• TO BE DONE: Select the lines below containing the word "this".

— begin —

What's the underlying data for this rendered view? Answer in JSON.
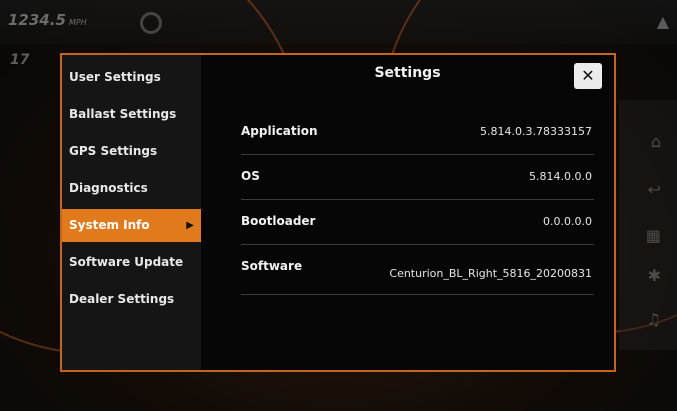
{
  "background": {
    "speed_value": "1234.5",
    "speed_unit": "MPH",
    "depth_value": "17"
  },
  "settings_dialog": {
    "title": "Settings",
    "close_icon": "close-icon",
    "menu": [
      {
        "label": "User Settings",
        "active": false
      },
      {
        "label": "Ballast Settings",
        "active": false
      },
      {
        "label": "GPS Settings",
        "active": false
      },
      {
        "label": "Diagnostics",
        "active": false
      },
      {
        "label": "System Info",
        "active": true
      },
      {
        "label": "Software Update",
        "active": false
      },
      {
        "label": "Dealer Settings",
        "active": false
      }
    ],
    "info": [
      {
        "label": "Application",
        "value": "5.814.0.3.78333157"
      },
      {
        "label": "OS",
        "value": "5.814.0.0.0"
      },
      {
        "label": "Bootloader",
        "value": "0.0.0.0.0"
      },
      {
        "label": "Software",
        "value": "Centurion_BL_Right_5816_20200831"
      }
    ]
  },
  "colors": {
    "accent": "#e07a1c",
    "border": "#c4641e",
    "panel_bg": "#060606",
    "sidebar_bg": "#151515"
  }
}
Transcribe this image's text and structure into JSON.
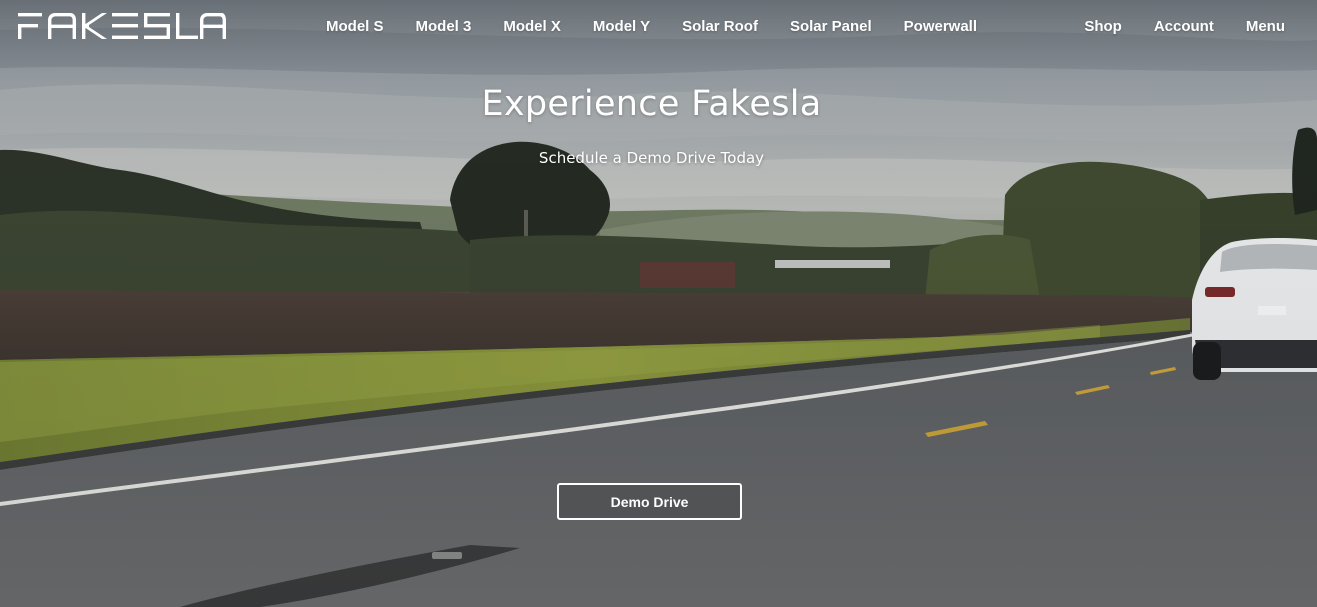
{
  "brand": {
    "logo_text": "FAKESLA"
  },
  "nav": {
    "center_items": [
      {
        "label": "Model S"
      },
      {
        "label": "Model 3"
      },
      {
        "label": "Model X"
      },
      {
        "label": "Model Y"
      },
      {
        "label": "Solar Roof"
      },
      {
        "label": "Solar Panel"
      },
      {
        "label": "Powerwall"
      }
    ],
    "right_items": [
      {
        "label": "Shop"
      },
      {
        "label": "Account"
      },
      {
        "label": "Menu"
      }
    ]
  },
  "hero": {
    "title": "Experience Fakesla",
    "subtitle": "Schedule a Demo Drive Today",
    "cta_label": "Demo Drive",
    "background_description_icon": "road-landscape-image"
  },
  "colors": {
    "text": "#ffffff",
    "button_border": "#ffffff",
    "sky": "#8d949b",
    "grass": "#7c8a3a",
    "road": "#5e6164",
    "lane_yellow": "#c9a23a",
    "car": "#e9ebee"
  }
}
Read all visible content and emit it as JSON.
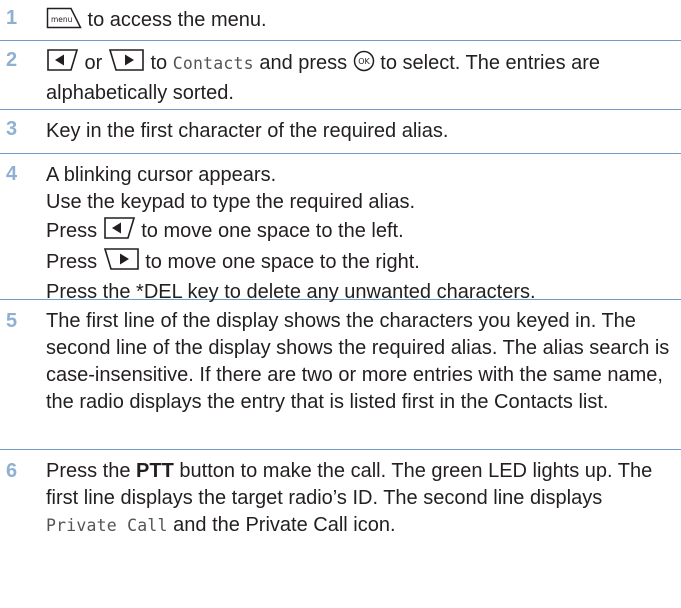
{
  "steps": [
    {
      "num": "1",
      "menu_key": "menu",
      "t1": " to access the menu."
    },
    {
      "num": "2",
      "or": " or ",
      "to": " to ",
      "screen_contacts": "Contacts",
      "press": " and press ",
      "ok_key": "OK",
      "rest": " to select. The entries are alphabetically sorted."
    },
    {
      "num": "3",
      "text": "Key in the first character of the required alias."
    },
    {
      "num": "4",
      "l1": "A blinking cursor appears.",
      "l2": "Use the keypad to type the required alias.",
      "l3a": "Press ",
      "l3b": " to move one space to the left.",
      "l4a": "Press ",
      "l4b": " to move one space to the right.",
      "l5": "Press the *DEL key to delete any unwanted characters."
    },
    {
      "num": "5",
      "text": "The first line of the display shows the characters you keyed in. The second line of the display shows the required alias. The alias search is case-insensitive. If there are two or more entries with the same name, the radio displays the entry that is listed first in the Contacts list."
    },
    {
      "num": "6",
      "a": "Press the ",
      "ptt": "PTT",
      "b": " button to make the call. The green LED lights up. The first line displays the target radio’s ID. The second line displays ",
      "screen_private": "Private Call",
      "c": " and the Private Call icon."
    }
  ]
}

— end —

• RESULT OF THE TASK:
What's the underlying data for this rendered view? Answer in JSON.
Transcribe this image's text and structure into JSON.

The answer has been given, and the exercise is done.